Given request —
Repeat the records below exactly as they appear.

Material shown —
——————
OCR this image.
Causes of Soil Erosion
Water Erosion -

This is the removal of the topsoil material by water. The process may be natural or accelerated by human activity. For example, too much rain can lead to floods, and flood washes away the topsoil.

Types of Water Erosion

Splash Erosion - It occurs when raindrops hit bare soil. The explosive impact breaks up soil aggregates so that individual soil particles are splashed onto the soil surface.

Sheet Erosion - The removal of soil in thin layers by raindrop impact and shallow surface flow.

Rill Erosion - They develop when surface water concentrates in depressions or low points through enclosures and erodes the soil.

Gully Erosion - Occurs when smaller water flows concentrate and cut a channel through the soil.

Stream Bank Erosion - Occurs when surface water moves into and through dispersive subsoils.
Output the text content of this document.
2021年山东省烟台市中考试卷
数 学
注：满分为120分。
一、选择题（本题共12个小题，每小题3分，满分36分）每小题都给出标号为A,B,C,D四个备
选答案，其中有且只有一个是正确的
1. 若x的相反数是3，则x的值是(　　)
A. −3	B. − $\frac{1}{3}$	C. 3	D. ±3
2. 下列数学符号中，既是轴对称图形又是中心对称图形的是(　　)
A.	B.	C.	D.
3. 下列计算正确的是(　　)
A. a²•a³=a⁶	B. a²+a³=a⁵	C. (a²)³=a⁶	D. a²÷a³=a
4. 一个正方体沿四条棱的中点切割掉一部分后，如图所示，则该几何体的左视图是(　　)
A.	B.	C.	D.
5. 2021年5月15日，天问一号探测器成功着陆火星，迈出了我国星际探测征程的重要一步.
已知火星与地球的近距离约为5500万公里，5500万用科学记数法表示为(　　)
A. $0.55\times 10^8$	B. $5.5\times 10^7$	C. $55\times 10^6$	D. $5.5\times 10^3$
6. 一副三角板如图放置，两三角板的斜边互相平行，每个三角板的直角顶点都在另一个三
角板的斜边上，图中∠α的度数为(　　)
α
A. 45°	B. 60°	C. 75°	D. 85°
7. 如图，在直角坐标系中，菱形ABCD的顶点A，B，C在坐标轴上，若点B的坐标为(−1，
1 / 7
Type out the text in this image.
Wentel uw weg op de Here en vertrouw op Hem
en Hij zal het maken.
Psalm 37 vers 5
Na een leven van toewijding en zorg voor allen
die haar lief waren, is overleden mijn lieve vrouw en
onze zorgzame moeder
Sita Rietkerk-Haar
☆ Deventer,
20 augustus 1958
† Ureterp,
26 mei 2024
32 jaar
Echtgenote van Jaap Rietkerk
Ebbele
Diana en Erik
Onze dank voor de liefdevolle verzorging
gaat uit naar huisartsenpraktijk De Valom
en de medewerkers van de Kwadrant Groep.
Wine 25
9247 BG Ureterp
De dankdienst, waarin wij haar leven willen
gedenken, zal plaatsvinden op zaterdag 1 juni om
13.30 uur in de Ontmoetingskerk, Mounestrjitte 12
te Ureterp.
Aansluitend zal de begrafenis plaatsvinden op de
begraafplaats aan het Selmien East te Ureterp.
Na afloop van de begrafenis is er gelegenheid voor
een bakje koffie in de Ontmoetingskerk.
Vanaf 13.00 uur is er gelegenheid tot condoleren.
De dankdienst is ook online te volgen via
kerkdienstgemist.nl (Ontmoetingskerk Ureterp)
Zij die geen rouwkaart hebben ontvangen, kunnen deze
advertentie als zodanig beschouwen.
——————
Exercise answer —
OCR this image.
Causes of Soil Erosion
Water Erosion -

This is the removal of the topsoil material by water. The process may be natural or accelerated by human activity. For example, too much rain can lead to floods, and flood washes away the topsoil.

Types of Water Erosion

Splash Erosion - It occurs when raindrops hit bare soil. The explosive impact breaks up soil aggregates so that individual soil particles are splashed onto the soil surface.

Sheet Erosion - The removal of soil in thin layers by raindrop impact and shallow surface flow.

Rill Erosion - They develop when surface water concentrates in depressions or low points through enclosures and erodes the soil.

Gully Erosion - Occurs when smaller water flows concentrate and cut a channel through the soil.

Stream Bank Erosion - Occurs when surface water moves into and through dispersive subsoils.
Output the text content of this document.
2021年山东省烟台市中考试卷
数 学
注：满分为120分。
一、选择题（本题共12个小题，每小题3分，满分36分）每小题都给出标号为A,B,C,D四个备
选答案，其中有且只有一个是正确的
1. 若x的相反数是3，则x的值是(　　)
A. −3	B. − $\frac{1}{3}$	C. 3	D. ±3
2. 下列数学符号中，既是轴对称图形又是中心对称图形的是(　　)
A.	B.	C.	D.
3. 下列计算正确的是(　　)
A. a²•a³=a⁶	B. a²+a³=a⁵	C. (a²)³=a⁶	D. a²÷a³=a
4. 一个正方体沿四条棱的中点切割掉一部分后，如图所示，则该几何体的左视图是(　　)
A.	B.	C.	D.
5. 2021年5月15日，天问一号探测器成功着陆火星，迈出了我国星际探测征程的重要一步.
已知火星与地球的近距离约为5500万公里，5500万用科学记数法表示为(　　)
A. $0.55\times 10^8$	B. $5.5\times 10^7$	C. $55\times 10^6$	D. $5.5\times 10^3$
6. 一副三角板如图放置，两三角板的斜边互相平行，每个三角板的直角顶点都在另一个三
角板的斜边上，图中∠α的度数为(　　)
α
A. 45°	B. 60°	C. 75°	D. 85°
7. 如图，在直角坐标系中，菱形ABCD的顶点A，B，C在坐标轴上，若点B的坐标为(−1，
1 / 7
Type out the text in this image.
Wentel uw weg op de Here en vertrouw op Hem
en Hij zal het maken.
Psalm 37 vers 5
Na een leven van toewijding en zorg voor allen
die haar lief waren, is overleden mijn lieve vrouw en
onze zorgzame moeder
Sita Rietkerk-Haar
☆ Deventer,
20 augustus 1958
† Ureterp,
26 mei 2024
32 jaar
Echtgenote van Jaap Rietkerk
Ebbele
Diana en Erik
Onze dank voor de liefdevolle verzorging
gaat uit naar huisartsenpraktijk De Valom
en de medewerkers van de Kwadrant Groep.
Wine 25
9247 BG Ureterp
De dankdienst, waarin wij haar leven willen
gedenken, zal plaatsvinden op zaterdag 1 juni om
13.30 uur in de Ontmoetingskerk, Mounestrjitte 12
te Ureterp.
Aansluitend zal de begrafenis plaatsvinden op de
begraafplaats aan het Selmien East te Ureterp.
Na afloop van de begrafenis is er gelegenheid voor
een bakje koffie in de Ontmoetingskerk.
Vanaf 13.00 uur is er gelegenheid tot condoleren.
De dankdienst is ook online te volgen via
kerkdienstgemist.nl (Ontmoetingskerk Ureterp)
Zij die geen rouwkaart hebben ontvangen, kunnen deze
advertentie als zodanig beschouwen.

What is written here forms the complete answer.